-- BEGIN --

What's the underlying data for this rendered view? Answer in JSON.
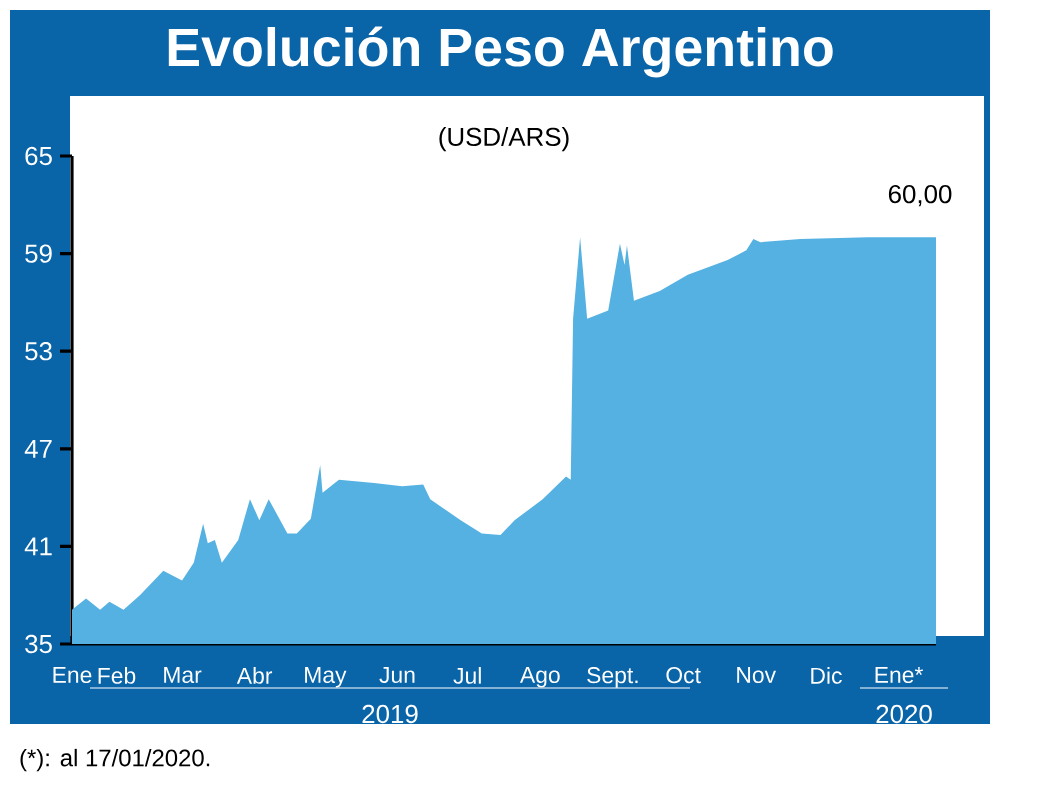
{
  "chart_data": {
    "type": "area",
    "title": "Evolución Peso Argentino",
    "subtitle": "(USD/ARS)",
    "annotations": [
      "(*): al 17/01/2020.",
      "2019",
      "2020"
    ],
    "x": [
      "2019-01-13",
      "2019-01-19",
      "2019-01-25",
      "2019-01-29",
      "2019-02-04",
      "2019-02-11",
      "2019-02-21",
      "2019-03-01",
      "2019-03-06",
      "2019-03-10",
      "2019-03-12",
      "2019-03-15",
      "2019-03-18",
      "2019-03-25",
      "2019-03-30",
      "2019-04-03",
      "2019-04-07",
      "2019-04-15",
      "2019-04-19",
      "2019-04-25",
      "2019-04-29",
      "2019-04-30",
      "2019-05-07",
      "2019-05-22",
      "2019-06-03",
      "2019-06-12",
      "2019-06-15",
      "2019-06-28",
      "2019-07-07",
      "2019-07-15",
      "2019-07-21",
      "2019-08-02",
      "2019-08-12",
      "2019-08-14",
      "2019-08-15",
      "2019-08-18",
      "2019-08-21",
      "2019-08-30",
      "2019-09-04",
      "2019-09-06",
      "2019-09-07",
      "2019-09-10",
      "2019-09-21",
      "2019-10-03",
      "2019-10-20",
      "2019-10-28",
      "2019-10-31",
      "2019-11-03",
      "2019-11-20",
      "2019-12-19",
      "2020-01-17"
    ],
    "series": [
      {
        "color": "#55b1e2",
        "values": [
          37.1,
          37.8,
          37.1,
          37.6,
          37.1,
          38.0,
          39.5,
          38.9,
          40.0,
          42.4,
          41.2,
          41.4,
          40.0,
          41.4,
          43.9,
          42.6,
          43.9,
          41.8,
          41.8,
          42.7,
          46.0,
          44.3,
          45.1,
          44.9,
          44.7,
          44.8,
          43.9,
          42.6,
          41.8,
          41.7,
          42.6,
          43.9,
          45.3,
          45.1,
          55.0,
          60.0,
          55.0,
          55.5,
          59.6,
          58.3,
          59.5,
          56.1,
          56.7,
          57.7,
          58.6,
          59.2,
          59.9,
          59.7,
          59.9,
          60.0,
          60.0
        ],
        "value_labels": [
          null,
          null,
          null,
          null,
          null,
          null,
          null,
          null,
          null,
          null,
          null,
          null,
          null,
          null,
          null,
          null,
          null,
          null,
          null,
          null,
          null,
          null,
          null,
          null,
          null,
          null,
          null,
          null,
          null,
          null,
          null,
          null,
          null,
          null,
          null,
          null,
          null,
          null,
          null,
          null,
          null,
          null,
          null,
          null,
          null,
          null,
          null,
          null,
          null,
          null,
          "60,00"
        ]
      }
    ],
    "xlim": [
      "2019-01-13",
      "2020-01-17"
    ],
    "xticks": [
      {
        "value": "2019-01-13",
        "label": "Ene"
      },
      {
        "value": "2019-02-01",
        "label": "Feb"
      },
      {
        "value": "2019-03-01",
        "label": "Mar"
      },
      {
        "value": "2019-04-01",
        "label": "Abr"
      },
      {
        "value": "2019-05-01",
        "label": "May"
      },
      {
        "value": "2019-06-01",
        "label": "Jun"
      },
      {
        "value": "2019-07-01",
        "label": "Jul"
      },
      {
        "value": "2019-08-01",
        "label": "Ago"
      },
      {
        "value": "2019-09-01",
        "label": "Sept."
      },
      {
        "value": "2019-10-01",
        "label": "Oct"
      },
      {
        "value": "2019-11-01",
        "label": "Nov"
      },
      {
        "value": "2019-12-01",
        "label": "Dic"
      },
      {
        "value": "2020-01-01",
        "label": "Ene*"
      }
    ],
    "ylim": [
      35,
      65
    ],
    "yticks": [
      35,
      41,
      47,
      53,
      59,
      65
    ],
    "grid": false
  }
}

-- END --

Retype all the records shown above, character for character. Omit every picture.

### Exercise result
What's the underlying data for this rendered view? Answer in JSON.
{
  "chart_data": {
    "type": "area",
    "title": "Evolución Peso Argentino",
    "subtitle": "(USD/ARS)",
    "annotations": [
      "(*): al 17/01/2020.",
      "2019",
      "2020"
    ],
    "x": [
      "2019-01-13",
      "2019-01-19",
      "2019-01-25",
      "2019-01-29",
      "2019-02-04",
      "2019-02-11",
      "2019-02-21",
      "2019-03-01",
      "2019-03-06",
      "2019-03-10",
      "2019-03-12",
      "2019-03-15",
      "2019-03-18",
      "2019-03-25",
      "2019-03-30",
      "2019-04-03",
      "2019-04-07",
      "2019-04-15",
      "2019-04-19",
      "2019-04-25",
      "2019-04-29",
      "2019-04-30",
      "2019-05-07",
      "2019-05-22",
      "2019-06-03",
      "2019-06-12",
      "2019-06-15",
      "2019-06-28",
      "2019-07-07",
      "2019-07-15",
      "2019-07-21",
      "2019-08-02",
      "2019-08-12",
      "2019-08-14",
      "2019-08-15",
      "2019-08-18",
      "2019-08-21",
      "2019-08-30",
      "2019-09-04",
      "2019-09-06",
      "2019-09-07",
      "2019-09-10",
      "2019-09-21",
      "2019-10-03",
      "2019-10-20",
      "2019-10-28",
      "2019-10-31",
      "2019-11-03",
      "2019-11-20",
      "2019-12-19",
      "2020-01-17"
    ],
    "series": [
      {
        "color": "#55b1e2",
        "values": [
          37.1,
          37.8,
          37.1,
          37.6,
          37.1,
          38.0,
          39.5,
          38.9,
          40.0,
          42.4,
          41.2,
          41.4,
          40.0,
          41.4,
          43.9,
          42.6,
          43.9,
          41.8,
          41.8,
          42.7,
          46.0,
          44.3,
          45.1,
          44.9,
          44.7,
          44.8,
          43.9,
          42.6,
          41.8,
          41.7,
          42.6,
          43.9,
          45.3,
          45.1,
          55.0,
          60.0,
          55.0,
          55.5,
          59.6,
          58.3,
          59.5,
          56.1,
          56.7,
          57.7,
          58.6,
          59.2,
          59.9,
          59.7,
          59.9,
          60.0,
          60.0
        ],
        "value_labels": [
          null,
          null,
          null,
          null,
          null,
          null,
          null,
          null,
          null,
          null,
          null,
          null,
          null,
          null,
          null,
          null,
          null,
          null,
          null,
          null,
          null,
          null,
          null,
          null,
          null,
          null,
          null,
          null,
          null,
          null,
          null,
          null,
          null,
          null,
          null,
          null,
          null,
          null,
          null,
          null,
          null,
          null,
          null,
          null,
          null,
          null,
          null,
          null,
          null,
          null,
          "60,00"
        ]
      }
    ],
    "xlim": [
      "2019-01-13",
      "2020-01-17"
    ],
    "xticks": [
      {
        "value": "2019-01-13",
        "label": "Ene"
      },
      {
        "value": "2019-02-01",
        "label": "Feb"
      },
      {
        "value": "2019-03-01",
        "label": "Mar"
      },
      {
        "value": "2019-04-01",
        "label": "Abr"
      },
      {
        "value": "2019-05-01",
        "label": "May"
      },
      {
        "value": "2019-06-01",
        "label": "Jun"
      },
      {
        "value": "2019-07-01",
        "label": "Jul"
      },
      {
        "value": "2019-08-01",
        "label": "Ago"
      },
      {
        "value": "2019-09-01",
        "label": "Sept."
      },
      {
        "value": "2019-10-01",
        "label": "Oct"
      },
      {
        "value": "2019-11-01",
        "label": "Nov"
      },
      {
        "value": "2019-12-01",
        "label": "Dic"
      },
      {
        "value": "2020-01-01",
        "label": "Ene*"
      }
    ],
    "ylim": [
      35,
      65
    ],
    "yticks": [
      35,
      41,
      47,
      53,
      59,
      65
    ],
    "grid": false
  }
}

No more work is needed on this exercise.